◆ **THE TASK**
Reproduce every record below exactly as written, but leave out any pictures.

◆ **DATA SUPPLIED**
-=-=-=-=-

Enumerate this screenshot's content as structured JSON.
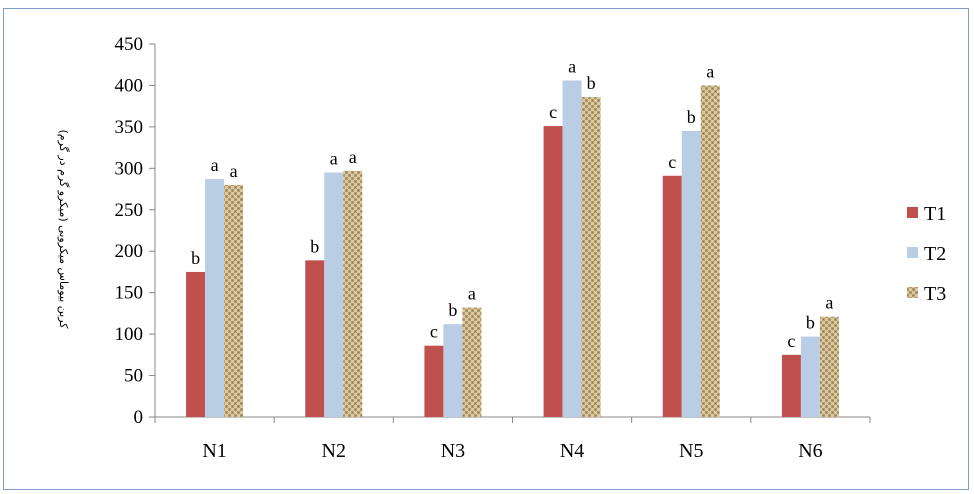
{
  "chart_data": {
    "type": "bar",
    "categories": [
      "N1",
      "N2",
      "N3",
      "N4",
      "N5",
      "N6"
    ],
    "ylabel": "کربن بیوماس میکروبی (میکرو گرم در گرم)",
    "ylim": [
      0,
      450
    ],
    "yticks": [
      0,
      50,
      100,
      150,
      200,
      250,
      300,
      350,
      400,
      450
    ],
    "grid": false,
    "legend_position": "right",
    "series": [
      {
        "name": "T1",
        "color": "#c0504d",
        "values": [
          175,
          189,
          86,
          351,
          291,
          75
        ],
        "labels": [
          "b",
          "b",
          "c",
          "c",
          "c",
          "c"
        ]
      },
      {
        "name": "T2",
        "color": "#b9cde5",
        "values": [
          287,
          295,
          112,
          406,
          345,
          97
        ],
        "labels": [
          "a",
          "a",
          "b",
          "a",
          "b",
          "b"
        ]
      },
      {
        "name": "T3",
        "color": "#c8b48a",
        "values": [
          280,
          297,
          132,
          386,
          400,
          121
        ],
        "labels": [
          "a",
          "a",
          "a",
          "b",
          "a",
          "a"
        ]
      }
    ]
  }
}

-=-=-=-=-

◆ **WRITTEN ANSWER**
Enumerate this screenshot's content as structured JSON.
{
  "chart_data": {
    "type": "bar",
    "categories": [
      "N1",
      "N2",
      "N3",
      "N4",
      "N5",
      "N6"
    ],
    "ylabel": "کربن بیوماس میکروبی (میکرو گرم در گرم)",
    "ylim": [
      0,
      450
    ],
    "yticks": [
      0,
      50,
      100,
      150,
      200,
      250,
      300,
      350,
      400,
      450
    ],
    "grid": false,
    "legend_position": "right",
    "series": [
      {
        "name": "T1",
        "color": "#c0504d",
        "values": [
          175,
          189,
          86,
          351,
          291,
          75
        ],
        "labels": [
          "b",
          "b",
          "c",
          "c",
          "c",
          "c"
        ]
      },
      {
        "name": "T2",
        "color": "#b9cde5",
        "values": [
          287,
          295,
          112,
          406,
          345,
          97
        ],
        "labels": [
          "a",
          "a",
          "b",
          "a",
          "b",
          "b"
        ]
      },
      {
        "name": "T3",
        "color": "#c8b48a",
        "values": [
          280,
          297,
          132,
          386,
          400,
          121
        ],
        "labels": [
          "a",
          "a",
          "a",
          "b",
          "a",
          "a"
        ]
      }
    ]
  }
}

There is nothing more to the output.